The entries below are to be written out again without alteration.

::::::::

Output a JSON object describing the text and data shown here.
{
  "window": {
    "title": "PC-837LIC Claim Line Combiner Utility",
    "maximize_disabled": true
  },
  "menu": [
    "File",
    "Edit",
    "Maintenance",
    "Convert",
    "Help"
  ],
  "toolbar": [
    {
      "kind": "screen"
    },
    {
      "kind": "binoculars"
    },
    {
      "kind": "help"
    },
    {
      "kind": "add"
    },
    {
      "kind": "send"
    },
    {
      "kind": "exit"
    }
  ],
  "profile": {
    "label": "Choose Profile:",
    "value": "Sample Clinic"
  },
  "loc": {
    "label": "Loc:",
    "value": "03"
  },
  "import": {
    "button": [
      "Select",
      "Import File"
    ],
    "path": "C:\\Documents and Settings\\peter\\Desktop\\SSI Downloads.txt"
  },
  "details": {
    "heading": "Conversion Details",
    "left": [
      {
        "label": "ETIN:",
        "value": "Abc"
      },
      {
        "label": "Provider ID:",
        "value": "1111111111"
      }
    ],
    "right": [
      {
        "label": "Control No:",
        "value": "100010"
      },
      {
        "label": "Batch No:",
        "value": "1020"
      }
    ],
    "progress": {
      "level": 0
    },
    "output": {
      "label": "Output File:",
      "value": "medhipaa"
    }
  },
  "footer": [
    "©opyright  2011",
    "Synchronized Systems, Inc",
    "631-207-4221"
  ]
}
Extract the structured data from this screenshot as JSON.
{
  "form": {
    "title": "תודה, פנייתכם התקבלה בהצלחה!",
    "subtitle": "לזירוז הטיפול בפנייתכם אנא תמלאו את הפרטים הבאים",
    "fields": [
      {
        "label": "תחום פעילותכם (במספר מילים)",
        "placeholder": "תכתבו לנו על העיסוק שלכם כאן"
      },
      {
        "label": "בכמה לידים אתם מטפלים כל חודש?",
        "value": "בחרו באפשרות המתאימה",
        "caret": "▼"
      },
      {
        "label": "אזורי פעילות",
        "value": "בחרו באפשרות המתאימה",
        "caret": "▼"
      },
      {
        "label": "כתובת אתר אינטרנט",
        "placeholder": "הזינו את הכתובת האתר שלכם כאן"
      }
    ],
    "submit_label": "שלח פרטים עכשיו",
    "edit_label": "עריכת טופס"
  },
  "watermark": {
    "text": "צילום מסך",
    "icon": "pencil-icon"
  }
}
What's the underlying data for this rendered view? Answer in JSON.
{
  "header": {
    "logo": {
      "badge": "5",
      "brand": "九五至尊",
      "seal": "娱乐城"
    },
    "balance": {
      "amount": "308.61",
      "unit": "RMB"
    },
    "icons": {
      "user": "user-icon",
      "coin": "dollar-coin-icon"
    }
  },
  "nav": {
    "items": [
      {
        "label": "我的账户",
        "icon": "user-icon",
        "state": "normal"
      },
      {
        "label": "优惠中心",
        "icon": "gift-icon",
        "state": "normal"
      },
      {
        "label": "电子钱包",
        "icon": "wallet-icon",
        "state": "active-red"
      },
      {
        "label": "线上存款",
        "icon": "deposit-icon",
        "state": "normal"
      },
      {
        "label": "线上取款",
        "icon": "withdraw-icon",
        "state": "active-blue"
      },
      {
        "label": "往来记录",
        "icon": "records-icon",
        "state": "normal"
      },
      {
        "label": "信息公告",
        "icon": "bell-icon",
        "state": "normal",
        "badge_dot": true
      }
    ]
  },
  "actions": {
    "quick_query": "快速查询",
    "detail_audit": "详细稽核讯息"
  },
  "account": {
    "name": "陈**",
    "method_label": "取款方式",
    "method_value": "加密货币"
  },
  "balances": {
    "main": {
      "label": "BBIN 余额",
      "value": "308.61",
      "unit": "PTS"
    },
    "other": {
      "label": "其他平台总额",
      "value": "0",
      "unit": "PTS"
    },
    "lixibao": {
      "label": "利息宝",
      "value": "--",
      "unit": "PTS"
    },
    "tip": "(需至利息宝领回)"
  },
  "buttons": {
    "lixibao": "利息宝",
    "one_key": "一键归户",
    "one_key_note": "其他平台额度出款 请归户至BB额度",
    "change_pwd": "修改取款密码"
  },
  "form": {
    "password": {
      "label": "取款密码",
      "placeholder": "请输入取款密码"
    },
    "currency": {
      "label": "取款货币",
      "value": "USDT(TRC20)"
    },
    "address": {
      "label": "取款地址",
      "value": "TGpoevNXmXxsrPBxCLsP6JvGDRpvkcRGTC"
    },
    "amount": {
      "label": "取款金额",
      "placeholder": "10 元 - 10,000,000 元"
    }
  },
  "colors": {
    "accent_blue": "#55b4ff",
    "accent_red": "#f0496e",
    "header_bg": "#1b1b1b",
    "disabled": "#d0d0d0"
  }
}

::::::::

Reply to the exercise ::
Output a JSON object describing the text and data shown here.
{
  "window": {
    "title": "PC-837LIC Claim Line Combiner Utility",
    "maximize_disabled": true
  },
  "menu": [
    "File",
    "Edit",
    "Maintenance",
    "Convert",
    "Help"
  ],
  "toolbar": [
    {
      "kind": "screen"
    },
    {
      "kind": "binoculars"
    },
    {
      "kind": "help"
    },
    {
      "kind": "add"
    },
    {
      "kind": "send"
    },
    {
      "kind": "exit"
    }
  ],
  "profile": {
    "label": "Choose Profile:",
    "value": "Sample Clinic"
  },
  "loc": {
    "label": "Loc:",
    "value": "03"
  },
  "import": {
    "button": [
      "Select",
      "Import File"
    ],
    "path": "C:\\Documents and Settings\\peter\\Desktop\\SSI Downloads.txt"
  },
  "details": {
    "heading": "Conversion Details",
    "left": [
      {
        "label": "ETIN:",
        "value": "Abc"
      },
      {
        "label": "Provider ID:",
        "value": "1111111111"
      }
    ],
    "right": [
      {
        "label": "Control No:",
        "value": "100010"
      },
      {
        "label": "Batch No:",
        "value": "1020"
      }
    ],
    "progress": {
      "level": 0
    },
    "output": {
      "label": "Output File:",
      "value": "medhipaa"
    }
  },
  "footer": [
    "©opyright  2011",
    "Synchronized Systems, Inc",
    "631-207-4221"
  ]
}
Extract the structured data from this screenshot as JSON.
{
  "form": {
    "title": "תודה, פנייתכם התקבלה בהצלחה!",
    "subtitle": "לזירוז הטיפול בפנייתכם אנא תמלאו את הפרטים הבאים",
    "fields": [
      {
        "label": "תחום פעילותכם (במספר מילים)",
        "placeholder": "תכתבו לנו על העיסוק שלכם כאן"
      },
      {
        "label": "בכמה לידים אתם מטפלים כל חודש?",
        "value": "בחרו באפשרות המתאימה",
        "caret": "▼"
      },
      {
        "label": "אזורי פעילות",
        "value": "בחרו באפשרות המתאימה",
        "caret": "▼"
      },
      {
        "label": "כתובת אתר אינטרנט",
        "placeholder": "הזינו את הכתובת האתר שלכם כאן"
      }
    ],
    "submit_label": "שלח פרטים עכשיו",
    "edit_label": "עריכת טופס"
  },
  "watermark": {
    "text": "צילום מסך",
    "icon": "pencil-icon"
  }
}
What's the underlying data for this rendered view? Answer in JSON.
{
  "header": {
    "logo": {
      "badge": "5",
      "brand": "九五至尊",
      "seal": "娱乐城"
    },
    "balance": {
      "amount": "308.61",
      "unit": "RMB"
    },
    "icons": {
      "user": "user-icon",
      "coin": "dollar-coin-icon"
    }
  },
  "nav": {
    "items": [
      {
        "label": "我的账户",
        "icon": "user-icon",
        "state": "normal"
      },
      {
        "label": "优惠中心",
        "icon": "gift-icon",
        "state": "normal"
      },
      {
        "label": "电子钱包",
        "icon": "wallet-icon",
        "state": "active-red"
      },
      {
        "label": "线上存款",
        "icon": "deposit-icon",
        "state": "normal"
      },
      {
        "label": "线上取款",
        "icon": "withdraw-icon",
        "state": "active-blue"
      },
      {
        "label": "往来记录",
        "icon": "records-icon",
        "state": "normal"
      },
      {
        "label": "信息公告",
        "icon": "bell-icon",
        "state": "normal",
        "badge_dot": true
      }
    ]
  },
  "actions": {
    "quick_query": "快速查询",
    "detail_audit": "详细稽核讯息"
  },
  "account": {
    "name": "陈**",
    "method_label": "取款方式",
    "method_value": "加密货币"
  },
  "balances": {
    "main": {
      "label": "BBIN 余额",
      "value": "308.61",
      "unit": "PTS"
    },
    "other": {
      "label": "其他平台总额",
      "value": "0",
      "unit": "PTS"
    },
    "lixibao": {
      "label": "利息宝",
      "value": "--",
      "unit": "PTS"
    },
    "tip": "(需至利息宝领回)"
  },
  "buttons": {
    "lixibao": "利息宝",
    "one_key": "一键归户",
    "one_key_note": "其他平台额度出款 请归户至BB额度",
    "change_pwd": "修改取款密码"
  },
  "form": {
    "password": {
      "label": "取款密码",
      "placeholder": "请输入取款密码"
    },
    "currency": {
      "label": "取款货币",
      "value": "USDT(TRC20)"
    },
    "address": {
      "label": "取款地址",
      "value": "TGpoevNXmXxsrPBxCLsP6JvGDRpvkcRGTC"
    },
    "amount": {
      "label": "取款金额",
      "placeholder": "10 元 - 10,000,000 元"
    }
  },
  "colors": {
    "accent_blue": "#55b4ff",
    "accent_red": "#f0496e",
    "header_bg": "#1b1b1b",
    "disabled": "#d0d0d0"
  }
}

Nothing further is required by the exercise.